>> Begin GIVEN DATA
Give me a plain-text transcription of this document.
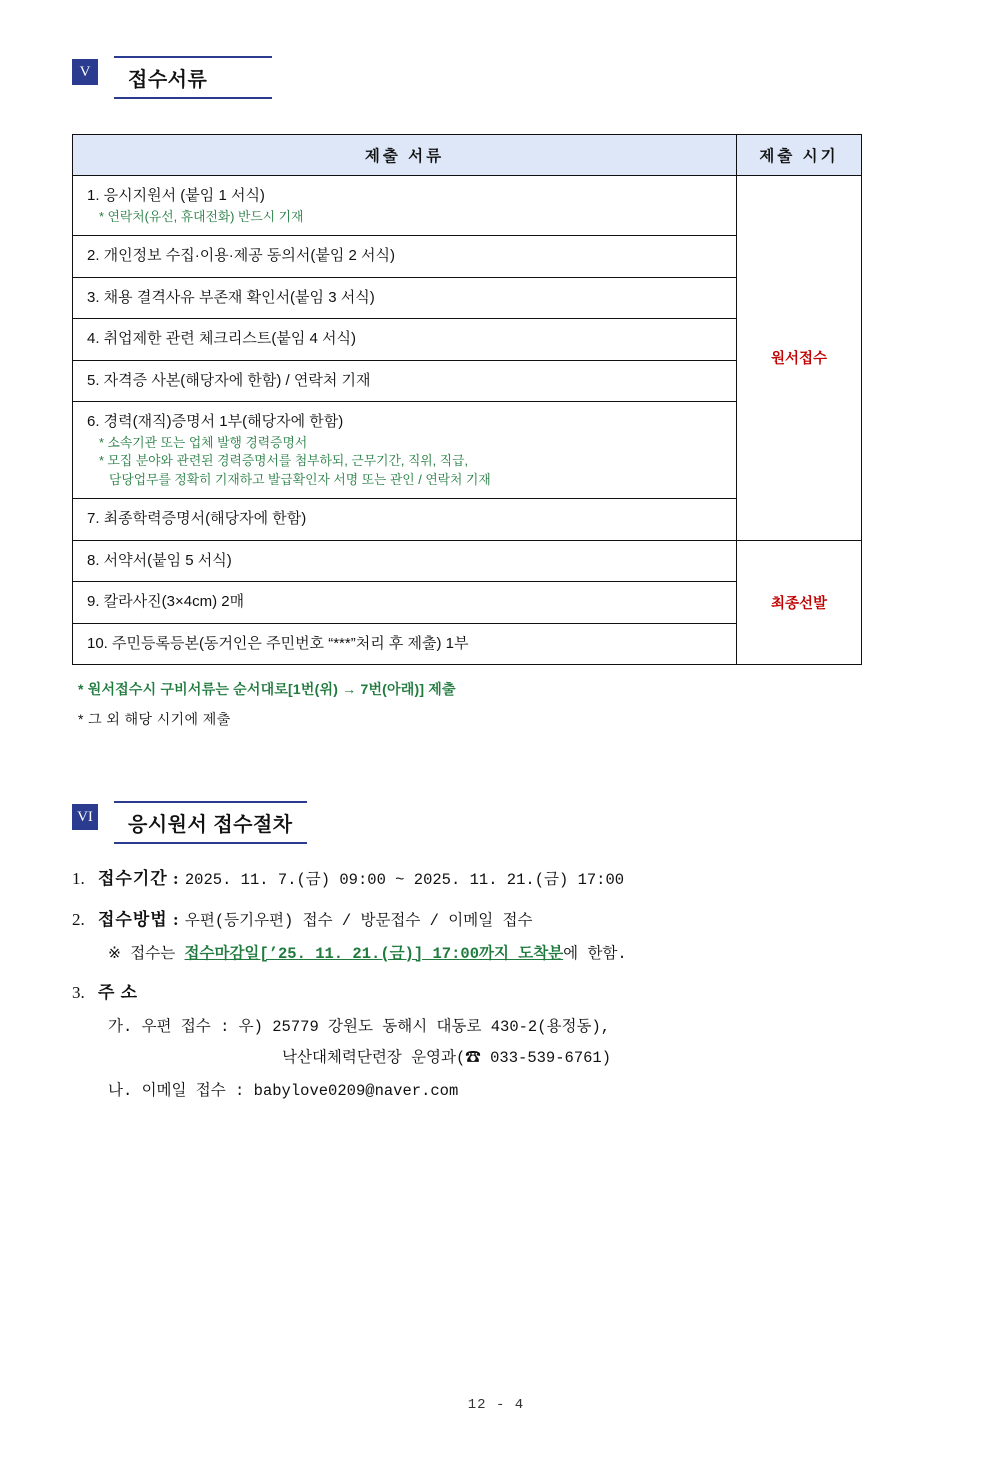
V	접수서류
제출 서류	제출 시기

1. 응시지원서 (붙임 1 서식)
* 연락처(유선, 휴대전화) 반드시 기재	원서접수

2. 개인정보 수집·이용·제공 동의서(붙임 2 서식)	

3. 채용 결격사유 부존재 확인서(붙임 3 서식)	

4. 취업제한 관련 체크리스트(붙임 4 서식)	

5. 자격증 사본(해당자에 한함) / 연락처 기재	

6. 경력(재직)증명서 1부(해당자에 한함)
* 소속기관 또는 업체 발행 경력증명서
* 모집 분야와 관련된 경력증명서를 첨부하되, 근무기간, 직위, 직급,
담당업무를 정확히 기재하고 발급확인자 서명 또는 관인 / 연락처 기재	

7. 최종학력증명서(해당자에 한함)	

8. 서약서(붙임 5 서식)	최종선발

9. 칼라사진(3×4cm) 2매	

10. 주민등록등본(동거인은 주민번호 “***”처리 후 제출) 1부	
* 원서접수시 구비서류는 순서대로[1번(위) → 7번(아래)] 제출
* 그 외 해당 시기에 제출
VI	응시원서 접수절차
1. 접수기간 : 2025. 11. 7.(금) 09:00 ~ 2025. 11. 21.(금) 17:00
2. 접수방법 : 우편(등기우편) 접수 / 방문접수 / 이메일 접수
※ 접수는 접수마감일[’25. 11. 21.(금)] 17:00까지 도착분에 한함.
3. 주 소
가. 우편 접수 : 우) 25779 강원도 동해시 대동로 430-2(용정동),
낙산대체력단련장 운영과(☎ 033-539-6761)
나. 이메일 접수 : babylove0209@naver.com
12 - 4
>> End GIVEN DATA
DO THIS |
Print all entries exactly. The images do not belong in the copy.

RESPONSE TO THE EXERCISE |
Give me a plain-text transcription of this document.
V	접수서류
제출 서류	제출 시기

1. 응시지원서 (붙임 1 서식)
* 연락처(유선, 휴대전화) 반드시 기재	원서접수

2. 개인정보 수집·이용·제공 동의서(붙임 2 서식)	

3. 채용 결격사유 부존재 확인서(붙임 3 서식)	

4. 취업제한 관련 체크리스트(붙임 4 서식)	

5. 자격증 사본(해당자에 한함) / 연락처 기재	

6. 경력(재직)증명서 1부(해당자에 한함)
* 소속기관 또는 업체 발행 경력증명서
* 모집 분야와 관련된 경력증명서를 첨부하되, 근무기간, 직위, 직급,
담당업무를 정확히 기재하고 발급확인자 서명 또는 관인 / 연락처 기재	

7. 최종학력증명서(해당자에 한함)	

8. 서약서(붙임 5 서식)	최종선발

9. 칼라사진(3×4cm) 2매	

10. 주민등록등본(동거인은 주민번호 “***”처리 후 제출) 1부	
* 원서접수시 구비서류는 순서대로[1번(위) → 7번(아래)] 제출
* 그 외 해당 시기에 제출
VI	응시원서 접수절차
1. 접수기간 : 2025. 11. 7.(금) 09:00 ~ 2025. 11. 21.(금) 17:00
2. 접수방법 : 우편(등기우편) 접수 / 방문접수 / 이메일 접수
※ 접수는 접수마감일[’25. 11. 21.(금)] 17:00까지 도착분에 한함.
3. 주 소
가. 우편 접수 : 우) 25779 강원도 동해시 대동로 430-2(용정동),
낙산대체력단련장 운영과(☎ 033-539-6761)
나. 이메일 접수 : babylove0209@naver.com
12 - 4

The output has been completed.